===== RECORDS FOR PROCESSING

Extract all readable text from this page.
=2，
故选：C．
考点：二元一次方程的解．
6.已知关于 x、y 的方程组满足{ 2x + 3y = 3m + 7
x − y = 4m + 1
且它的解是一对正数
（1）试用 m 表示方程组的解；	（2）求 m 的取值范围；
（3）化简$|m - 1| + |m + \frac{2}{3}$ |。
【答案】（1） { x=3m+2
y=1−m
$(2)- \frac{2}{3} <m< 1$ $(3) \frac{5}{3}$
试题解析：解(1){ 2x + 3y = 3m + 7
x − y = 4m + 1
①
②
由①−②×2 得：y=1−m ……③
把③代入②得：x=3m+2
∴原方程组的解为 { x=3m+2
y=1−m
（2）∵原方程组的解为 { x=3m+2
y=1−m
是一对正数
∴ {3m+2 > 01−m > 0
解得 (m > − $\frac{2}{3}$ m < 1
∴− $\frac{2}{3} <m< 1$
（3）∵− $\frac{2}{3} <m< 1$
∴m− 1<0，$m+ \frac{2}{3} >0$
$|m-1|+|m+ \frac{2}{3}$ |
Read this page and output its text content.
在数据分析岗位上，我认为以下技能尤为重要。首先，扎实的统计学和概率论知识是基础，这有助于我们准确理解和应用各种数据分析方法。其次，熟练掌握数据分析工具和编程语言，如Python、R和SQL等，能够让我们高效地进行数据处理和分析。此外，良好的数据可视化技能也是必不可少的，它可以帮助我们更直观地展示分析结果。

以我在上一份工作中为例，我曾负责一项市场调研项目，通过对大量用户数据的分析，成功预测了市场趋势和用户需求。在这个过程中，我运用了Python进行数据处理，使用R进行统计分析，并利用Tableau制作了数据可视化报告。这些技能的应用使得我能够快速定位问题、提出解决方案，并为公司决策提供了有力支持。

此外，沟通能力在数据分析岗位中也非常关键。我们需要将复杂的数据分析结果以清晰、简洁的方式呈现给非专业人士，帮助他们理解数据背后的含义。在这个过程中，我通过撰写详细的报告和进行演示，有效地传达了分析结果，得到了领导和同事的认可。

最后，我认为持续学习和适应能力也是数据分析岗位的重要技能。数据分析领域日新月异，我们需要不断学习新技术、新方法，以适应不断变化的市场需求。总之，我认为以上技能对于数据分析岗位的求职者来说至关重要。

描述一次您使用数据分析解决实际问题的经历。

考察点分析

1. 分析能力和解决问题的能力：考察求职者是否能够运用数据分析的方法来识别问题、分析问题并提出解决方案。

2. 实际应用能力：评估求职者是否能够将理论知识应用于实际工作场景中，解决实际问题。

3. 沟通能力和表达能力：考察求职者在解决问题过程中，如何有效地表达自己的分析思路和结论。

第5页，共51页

==========

# STATED PROBLEM
Print every entry exactly as written.

# OUTPUT FOR THIS EXERCISE
Extract all readable text from this page.
=2，
故选：C．
考点：二元一次方程的解．
6.已知关于 x、y 的方程组满足{ 2x + 3y = 3m + 7
x − y = 4m + 1
且它的解是一对正数
（1）试用 m 表示方程组的解；	（2）求 m 的取值范围；
（3）化简$|m - 1| + |m + \frac{2}{3}$ |。
【答案】（1） { x=3m+2
y=1−m
$(2)- \frac{2}{3} <m< 1$ $(3) \frac{5}{3}$
试题解析：解(1){ 2x + 3y = 3m + 7
x − y = 4m + 1
①
②
由①−②×2 得：y=1−m ……③
把③代入②得：x=3m+2
∴原方程组的解为 { x=3m+2
y=1−m
（2）∵原方程组的解为 { x=3m+2
y=1−m
是一对正数
∴ {3m+2 > 01−m > 0
解得 (m > − $\frac{2}{3}$ m < 1
∴− $\frac{2}{3} <m< 1$
（3）∵− $\frac{2}{3} <m< 1$
∴m− 1<0，$m+ \frac{2}{3} >0$
$|m-1|+|m+ \frac{2}{3}$ |
Read this page and output its text content.
在数据分析岗位上，我认为以下技能尤为重要。首先，扎实的统计学和概率论知识是基础，这有助于我们准确理解和应用各种数据分析方法。其次，熟练掌握数据分析工具和编程语言，如Python、R和SQL等，能够让我们高效地进行数据处理和分析。此外，良好的数据可视化技能也是必不可少的，它可以帮助我们更直观地展示分析结果。

以我在上一份工作中为例，我曾负责一项市场调研项目，通过对大量用户数据的分析，成功预测了市场趋势和用户需求。在这个过程中，我运用了Python进行数据处理，使用R进行统计分析，并利用Tableau制作了数据可视化报告。这些技能的应用使得我能够快速定位问题、提出解决方案，并为公司决策提供了有力支持。

此外，沟通能力在数据分析岗位中也非常关键。我们需要将复杂的数据分析结果以清晰、简洁的方式呈现给非专业人士，帮助他们理解数据背后的含义。在这个过程中，我通过撰写详细的报告和进行演示，有效地传达了分析结果，得到了领导和同事的认可。

最后，我认为持续学习和适应能力也是数据分析岗位的重要技能。数据分析领域日新月异，我们需要不断学习新技术、新方法，以适应不断变化的市场需求。总之，我认为以上技能对于数据分析岗位的求职者来说至关重要。

描述一次您使用数据分析解决实际问题的经历。

考察点分析

1. 分析能力和解决问题的能力：考察求职者是否能够运用数据分析的方法来识别问题、分析问题并提出解决方案。

2. 实际应用能力：评估求职者是否能够将理论知识应用于实际工作场景中，解决实际问题。

3. 沟通能力和表达能力：考察求职者在解决问题过程中，如何有效地表达自己的分析思路和结论。

第5页，共51页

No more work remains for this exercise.